» Description of the task: Reproduce each line exactly, including spacing and punctuation.
****************
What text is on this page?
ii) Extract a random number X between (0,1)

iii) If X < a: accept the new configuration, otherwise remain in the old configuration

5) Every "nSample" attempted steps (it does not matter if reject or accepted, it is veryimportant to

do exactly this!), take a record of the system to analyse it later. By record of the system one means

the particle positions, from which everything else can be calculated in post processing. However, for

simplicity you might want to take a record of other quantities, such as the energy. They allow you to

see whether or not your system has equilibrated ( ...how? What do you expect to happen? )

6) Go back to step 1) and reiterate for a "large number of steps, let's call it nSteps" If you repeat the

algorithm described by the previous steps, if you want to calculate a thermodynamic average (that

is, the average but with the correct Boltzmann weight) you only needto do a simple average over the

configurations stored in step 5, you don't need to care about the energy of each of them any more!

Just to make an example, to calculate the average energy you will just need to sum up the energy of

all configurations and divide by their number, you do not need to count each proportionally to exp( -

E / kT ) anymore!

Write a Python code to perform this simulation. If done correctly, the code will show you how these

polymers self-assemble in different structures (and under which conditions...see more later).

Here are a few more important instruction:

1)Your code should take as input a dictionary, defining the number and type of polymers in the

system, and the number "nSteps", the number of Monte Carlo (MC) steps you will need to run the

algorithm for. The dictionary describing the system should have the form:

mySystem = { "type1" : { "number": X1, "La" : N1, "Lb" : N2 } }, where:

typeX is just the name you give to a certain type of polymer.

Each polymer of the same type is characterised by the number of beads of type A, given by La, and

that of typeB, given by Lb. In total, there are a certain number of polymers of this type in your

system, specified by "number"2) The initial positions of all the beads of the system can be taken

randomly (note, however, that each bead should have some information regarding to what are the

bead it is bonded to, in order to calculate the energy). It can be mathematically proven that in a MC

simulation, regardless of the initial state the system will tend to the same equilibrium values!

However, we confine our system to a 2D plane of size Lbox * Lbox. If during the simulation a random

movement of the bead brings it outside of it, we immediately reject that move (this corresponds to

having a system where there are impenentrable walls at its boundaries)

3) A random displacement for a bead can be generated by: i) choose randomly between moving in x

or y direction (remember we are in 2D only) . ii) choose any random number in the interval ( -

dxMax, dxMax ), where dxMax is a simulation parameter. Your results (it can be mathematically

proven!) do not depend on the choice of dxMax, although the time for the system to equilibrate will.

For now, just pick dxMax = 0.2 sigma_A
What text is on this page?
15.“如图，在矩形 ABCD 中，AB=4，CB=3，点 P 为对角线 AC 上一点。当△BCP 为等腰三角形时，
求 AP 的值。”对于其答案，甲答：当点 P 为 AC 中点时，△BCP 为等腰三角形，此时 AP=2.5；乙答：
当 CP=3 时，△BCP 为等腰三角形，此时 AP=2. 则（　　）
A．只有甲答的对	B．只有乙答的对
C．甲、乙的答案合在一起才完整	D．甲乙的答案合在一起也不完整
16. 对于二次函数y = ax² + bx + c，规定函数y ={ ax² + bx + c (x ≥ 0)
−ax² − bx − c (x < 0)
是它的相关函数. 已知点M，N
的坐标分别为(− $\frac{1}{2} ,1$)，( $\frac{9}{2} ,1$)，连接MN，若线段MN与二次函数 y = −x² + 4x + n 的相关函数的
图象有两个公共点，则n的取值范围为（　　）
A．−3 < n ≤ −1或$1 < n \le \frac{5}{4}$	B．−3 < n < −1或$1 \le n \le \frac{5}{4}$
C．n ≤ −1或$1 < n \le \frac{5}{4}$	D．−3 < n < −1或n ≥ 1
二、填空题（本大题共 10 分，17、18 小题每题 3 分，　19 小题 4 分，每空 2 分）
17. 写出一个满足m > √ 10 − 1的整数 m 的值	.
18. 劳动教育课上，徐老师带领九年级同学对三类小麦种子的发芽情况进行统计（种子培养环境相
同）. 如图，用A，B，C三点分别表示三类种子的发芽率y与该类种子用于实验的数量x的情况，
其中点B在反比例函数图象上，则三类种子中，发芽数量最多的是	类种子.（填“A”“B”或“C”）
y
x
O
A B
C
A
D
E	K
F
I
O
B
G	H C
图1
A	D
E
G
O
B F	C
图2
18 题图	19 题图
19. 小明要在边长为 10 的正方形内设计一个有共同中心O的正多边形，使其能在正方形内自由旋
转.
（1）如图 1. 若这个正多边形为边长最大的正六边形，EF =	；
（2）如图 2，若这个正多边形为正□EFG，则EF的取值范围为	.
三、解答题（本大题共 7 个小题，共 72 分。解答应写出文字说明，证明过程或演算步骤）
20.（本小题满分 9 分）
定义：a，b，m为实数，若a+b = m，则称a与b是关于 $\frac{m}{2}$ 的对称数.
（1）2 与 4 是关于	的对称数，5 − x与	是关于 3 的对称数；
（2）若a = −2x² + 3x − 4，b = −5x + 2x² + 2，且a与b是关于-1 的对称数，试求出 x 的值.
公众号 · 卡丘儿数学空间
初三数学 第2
****************
» Written solution:
What text is on this page?
ii) Extract a random number X between (0,1)

iii) If X < a: accept the new configuration, otherwise remain in the old configuration

5) Every "nSample" attempted steps (it does not matter if reject or accepted, it is veryimportant to

do exactly this!), take a record of the system to analyse it later. By record of the system one means

the particle positions, from which everything else can be calculated in post processing. However, for

simplicity you might want to take a record of other quantities, such as the energy. They allow you to

see whether or not your system has equilibrated ( ...how? What do you expect to happen? )

6) Go back to step 1) and reiterate for a "large number of steps, let's call it nSteps" If you repeat the

algorithm described by the previous steps, if you want to calculate a thermodynamic average (that

is, the average but with the correct Boltzmann weight) you only needto do a simple average over the

configurations stored in step 5, you don't need to care about the energy of each of them any more!

Just to make an example, to calculate the average energy you will just need to sum up the energy of

all configurations and divide by their number, you do not need to count each proportionally to exp( -

E / kT ) anymore!

Write a Python code to perform this simulation. If done correctly, the code will show you how these

polymers self-assemble in different structures (and under which conditions...see more later).

Here are a few more important instruction:

1)Your code should take as input a dictionary, defining the number and type of polymers in the

system, and the number "nSteps", the number of Monte Carlo (MC) steps you will need to run the

algorithm for. The dictionary describing the system should have the form:

mySystem = { "type1" : { "number": X1, "La" : N1, "Lb" : N2 } }, where:

typeX is just the name you give to a certain type of polymer.

Each polymer of the same type is characterised by the number of beads of type A, given by La, and

that of typeB, given by Lb. In total, there are a certain number of polymers of this type in your

system, specified by "number"2) The initial positions of all the beads of the system can be taken

randomly (note, however, that each bead should have some information regarding to what are the

bead it is bonded to, in order to calculate the energy). It can be mathematically proven that in a MC

simulation, regardless of the initial state the system will tend to the same equilibrium values!

However, we confine our system to a 2D plane of size Lbox * Lbox. If during the simulation a random

movement of the bead brings it outside of it, we immediately reject that move (this corresponds to

having a system where there are impenentrable walls at its boundaries)

3) A random displacement for a bead can be generated by: i) choose randomly between moving in x

or y direction (remember we are in 2D only) . ii) choose any random number in the interval ( -

dxMax, dxMax ), where dxMax is a simulation parameter. Your results (it can be mathematically

proven!) do not depend on the choice of dxMax, although the time for the system to equilibrate will.

For now, just pick dxMax = 0.2 sigma_A
What text is on this page?
15.“如图，在矩形 ABCD 中，AB=4，CB=3，点 P 为对角线 AC 上一点。当△BCP 为等腰三角形时，
求 AP 的值。”对于其答案，甲答：当点 P 为 AC 中点时，△BCP 为等腰三角形，此时 AP=2.5；乙答：
当 CP=3 时，△BCP 为等腰三角形，此时 AP=2. 则（　　）
A．只有甲答的对	B．只有乙答的对
C．甲、乙的答案合在一起才完整	D．甲乙的答案合在一起也不完整
16. 对于二次函数y = ax² + bx + c，规定函数y ={ ax² + bx + c (x ≥ 0)
−ax² − bx − c (x < 0)
是它的相关函数. 已知点M，N
的坐标分别为(− $\frac{1}{2} ,1$)，( $\frac{9}{2} ,1$)，连接MN，若线段MN与二次函数 y = −x² + 4x + n 的相关函数的
图象有两个公共点，则n的取值范围为（　　）
A．−3 < n ≤ −1或$1 < n \le \frac{5}{4}$	B．−3 < n < −1或$1 \le n \le \frac{5}{4}$
C．n ≤ −1或$1 < n \le \frac{5}{4}$	D．−3 < n < −1或n ≥ 1
二、填空题（本大题共 10 分，17、18 小题每题 3 分，　19 小题 4 分，每空 2 分）
17. 写出一个满足m > √ 10 − 1的整数 m 的值	.
18. 劳动教育课上，徐老师带领九年级同学对三类小麦种子的发芽情况进行统计（种子培养环境相
同）. 如图，用A，B，C三点分别表示三类种子的发芽率y与该类种子用于实验的数量x的情况，
其中点B在反比例函数图象上，则三类种子中，发芽数量最多的是	类种子.（填“A”“B”或“C”）
y
x
O
A B
C
A
D
E	K
F
I
O
B
G	H C
图1
A	D
E
G
O
B F	C
图2
18 题图	19 题图
19. 小明要在边长为 10 的正方形内设计一个有共同中心O的正多边形，使其能在正方形内自由旋
转.
（1）如图 1. 若这个正多边形为边长最大的正六边形，EF =	；
（2）如图 2，若这个正多边形为正□EFG，则EF的取值范围为	.
三、解答题（本大题共 7 个小题，共 72 分。解答应写出文字说明，证明过程或演算步骤）
20.（本小题满分 9 分）
定义：a，b，m为实数，若a+b = m，则称a与b是关于 $\frac{m}{2}$ 的对称数.
（1）2 与 4 是关于	的对称数，5 − x与	是关于 3 的对称数；
（2）若a = −2x² + 3x − 4，b = −5x + 2x² + 2，且a与b是关于-1 的对称数，试求出 x 的值.
公众号 · 卡丘儿数学空间
初三数学 第2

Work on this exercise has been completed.